**Input data**
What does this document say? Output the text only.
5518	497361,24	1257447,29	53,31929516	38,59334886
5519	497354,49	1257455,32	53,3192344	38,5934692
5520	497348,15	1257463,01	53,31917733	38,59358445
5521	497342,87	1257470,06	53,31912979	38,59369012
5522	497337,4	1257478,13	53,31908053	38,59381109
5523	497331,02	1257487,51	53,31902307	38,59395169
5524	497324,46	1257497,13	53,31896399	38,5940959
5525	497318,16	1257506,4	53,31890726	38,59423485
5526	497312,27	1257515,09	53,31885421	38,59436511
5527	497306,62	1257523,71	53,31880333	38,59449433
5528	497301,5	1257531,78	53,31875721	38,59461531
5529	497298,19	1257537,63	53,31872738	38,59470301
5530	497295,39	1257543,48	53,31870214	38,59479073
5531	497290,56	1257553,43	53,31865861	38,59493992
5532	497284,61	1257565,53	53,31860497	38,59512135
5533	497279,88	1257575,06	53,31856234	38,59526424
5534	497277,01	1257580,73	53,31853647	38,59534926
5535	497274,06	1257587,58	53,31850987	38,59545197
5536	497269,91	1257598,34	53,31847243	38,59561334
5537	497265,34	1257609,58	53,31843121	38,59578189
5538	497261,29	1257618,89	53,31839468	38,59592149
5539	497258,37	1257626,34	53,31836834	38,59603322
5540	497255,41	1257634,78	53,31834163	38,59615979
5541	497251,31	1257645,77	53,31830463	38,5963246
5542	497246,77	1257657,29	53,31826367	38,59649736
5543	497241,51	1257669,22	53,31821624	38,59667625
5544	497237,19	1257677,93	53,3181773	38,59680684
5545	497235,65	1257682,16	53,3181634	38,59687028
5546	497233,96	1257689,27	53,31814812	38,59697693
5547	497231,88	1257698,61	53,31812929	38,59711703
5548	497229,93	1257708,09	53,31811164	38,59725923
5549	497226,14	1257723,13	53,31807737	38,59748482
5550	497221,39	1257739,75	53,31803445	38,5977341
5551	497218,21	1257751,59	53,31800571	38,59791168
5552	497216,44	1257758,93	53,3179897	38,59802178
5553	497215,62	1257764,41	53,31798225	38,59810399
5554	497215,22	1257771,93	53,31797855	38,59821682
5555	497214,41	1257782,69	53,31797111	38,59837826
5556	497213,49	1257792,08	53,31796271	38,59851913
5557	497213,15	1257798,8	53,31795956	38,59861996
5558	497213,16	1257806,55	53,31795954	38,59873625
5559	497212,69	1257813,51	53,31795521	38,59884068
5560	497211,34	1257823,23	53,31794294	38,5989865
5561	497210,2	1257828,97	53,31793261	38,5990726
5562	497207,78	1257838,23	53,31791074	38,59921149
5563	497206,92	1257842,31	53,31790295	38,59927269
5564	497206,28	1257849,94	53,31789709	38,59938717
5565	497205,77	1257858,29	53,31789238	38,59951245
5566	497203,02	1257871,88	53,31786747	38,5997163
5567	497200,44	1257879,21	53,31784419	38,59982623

**Written request**
All of the data must be returned exactly.

**Output for this task**
What does this document say? Output the text only.
5518	497361,24	1257447,29	53,31929516	38,59334886
5519	497354,49	1257455,32	53,3192344	38,5934692
5520	497348,15	1257463,01	53,31917733	38,59358445
5521	497342,87	1257470,06	53,31912979	38,59369012
5522	497337,4	1257478,13	53,31908053	38,59381109
5523	497331,02	1257487,51	53,31902307	38,59395169
5524	497324,46	1257497,13	53,31896399	38,5940959
5525	497318,16	1257506,4	53,31890726	38,59423485
5526	497312,27	1257515,09	53,31885421	38,59436511
5527	497306,62	1257523,71	53,31880333	38,59449433
5528	497301,5	1257531,78	53,31875721	38,59461531
5529	497298,19	1257537,63	53,31872738	38,59470301
5530	497295,39	1257543,48	53,31870214	38,59479073
5531	497290,56	1257553,43	53,31865861	38,59493992
5532	497284,61	1257565,53	53,31860497	38,59512135
5533	497279,88	1257575,06	53,31856234	38,59526424
5534	497277,01	1257580,73	53,31853647	38,59534926
5535	497274,06	1257587,58	53,31850987	38,59545197
5536	497269,91	1257598,34	53,31847243	38,59561334
5537	497265,34	1257609,58	53,31843121	38,59578189
5538	497261,29	1257618,89	53,31839468	38,59592149
5539	497258,37	1257626,34	53,31836834	38,59603322
5540	497255,41	1257634,78	53,31834163	38,59615979
5541	497251,31	1257645,77	53,31830463	38,5963246
5542	497246,77	1257657,29	53,31826367	38,59649736
5543	497241,51	1257669,22	53,31821624	38,59667625
5544	497237,19	1257677,93	53,3181773	38,59680684
5545	497235,65	1257682,16	53,3181634	38,59687028
5546	497233,96	1257689,27	53,31814812	38,59697693
5547	497231,88	1257698,61	53,31812929	38,59711703
5548	497229,93	1257708,09	53,31811164	38,59725923
5549	497226,14	1257723,13	53,31807737	38,59748482
5550	497221,39	1257739,75	53,31803445	38,5977341
5551	497218,21	1257751,59	53,31800571	38,59791168
5552	497216,44	1257758,93	53,3179897	38,59802178
5553	497215,62	1257764,41	53,31798225	38,59810399
5554	497215,22	1257771,93	53,31797855	38,59821682
5555	497214,41	1257782,69	53,31797111	38,59837826
5556	497213,49	1257792,08	53,31796271	38,59851913
5557	497213,15	1257798,8	53,31795956	38,59861996
5558	497213,16	1257806,55	53,31795954	38,59873625
5559	497212,69	1257813,51	53,31795521	38,59884068
5560	497211,34	1257823,23	53,31794294	38,5989865
5561	497210,2	1257828,97	53,31793261	38,5990726
5562	497207,78	1257838,23	53,31791074	38,59921149
5563	497206,92	1257842,31	53,31790295	38,59927269
5564	497206,28	1257849,94	53,31789709	38,59938717
5565	497205,77	1257858,29	53,31789238	38,59951245
5566	497203,02	1257871,88	53,31786747	38,5997163
5567	497200,44	1257879,21	53,31784419	38,59982623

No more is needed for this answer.